**Task statement:** Your copy of the material must match it exactly, except that pictures are dropped.
━━━━━━━━━━━━━━━━━━━━━━━━━━━━━━
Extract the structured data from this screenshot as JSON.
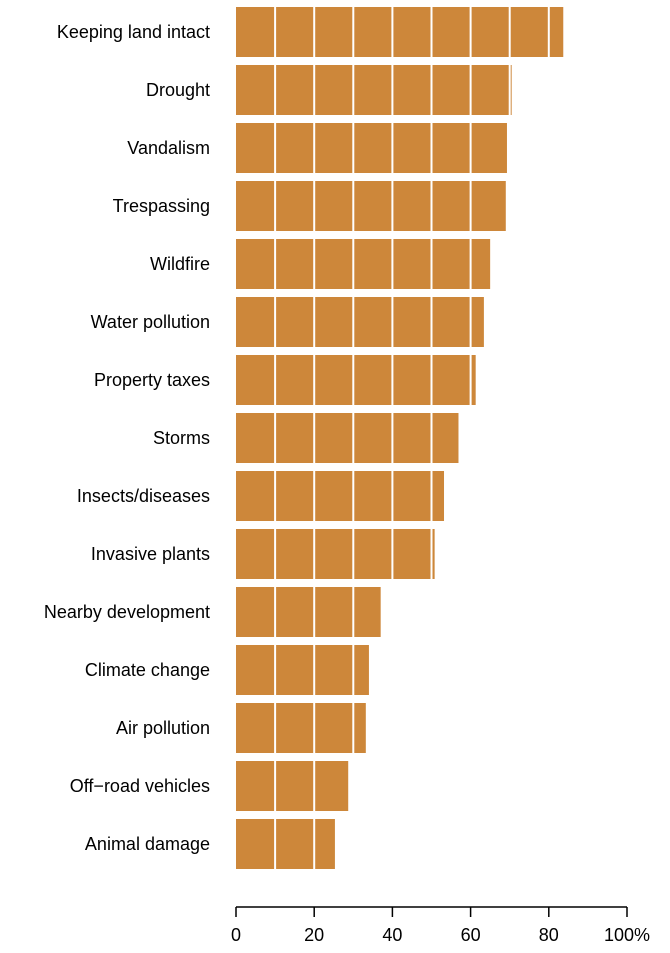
{
  "chart_data": {
    "type": "bar",
    "orientation": "horizontal",
    "categories": [
      "Keeping land intact",
      "Drought",
      "Vandalism",
      "Trespassing",
      "Wildfire",
      "Water pollution",
      "Property taxes",
      "Storms",
      "Insects/diseases",
      "Invasive plants",
      "Nearby development",
      "Climate change",
      "Air pollution",
      "Off−road vehicles",
      "Animal damage"
    ],
    "values": [
      83.7,
      70.5,
      69.3,
      69.0,
      65.0,
      63.4,
      61.3,
      56.9,
      53.2,
      50.8,
      37.0,
      34.0,
      33.2,
      28.7,
      25.3
    ],
    "xlim": [
      0,
      100
    ],
    "x_ticks": [
      0,
      20,
      40,
      60,
      80,
      100
    ],
    "x_tick_labels": [
      "0",
      "20",
      "40",
      "60",
      "80",
      "100%"
    ],
    "gridlines_every": 10,
    "grid": "white vertical lines over bars",
    "bar_color": "#cd873a",
    "grid_color": "#ffffff",
    "legend": "none"
  }
}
━━━━━━━━━━━━━━━━━━━━━━━━━━━━━━
**Answer to this problem:**
Extract the structured data from this screenshot as JSON.
{
  "chart_data": {
    "type": "bar",
    "orientation": "horizontal",
    "categories": [
      "Keeping land intact",
      "Drought",
      "Vandalism",
      "Trespassing",
      "Wildfire",
      "Water pollution",
      "Property taxes",
      "Storms",
      "Insects/diseases",
      "Invasive plants",
      "Nearby development",
      "Climate change",
      "Air pollution",
      "Off−road vehicles",
      "Animal damage"
    ],
    "values": [
      83.7,
      70.5,
      69.3,
      69.0,
      65.0,
      63.4,
      61.3,
      56.9,
      53.2,
      50.8,
      37.0,
      34.0,
      33.2,
      28.7,
      25.3
    ],
    "xlim": [
      0,
      100
    ],
    "x_ticks": [
      0,
      20,
      40,
      60,
      80,
      100
    ],
    "x_tick_labels": [
      "0",
      "20",
      "40",
      "60",
      "80",
      "100%"
    ],
    "gridlines_every": 10,
    "grid": "white vertical lines over bars",
    "bar_color": "#cd873a",
    "grid_color": "#ffffff",
    "legend": "none"
  }
}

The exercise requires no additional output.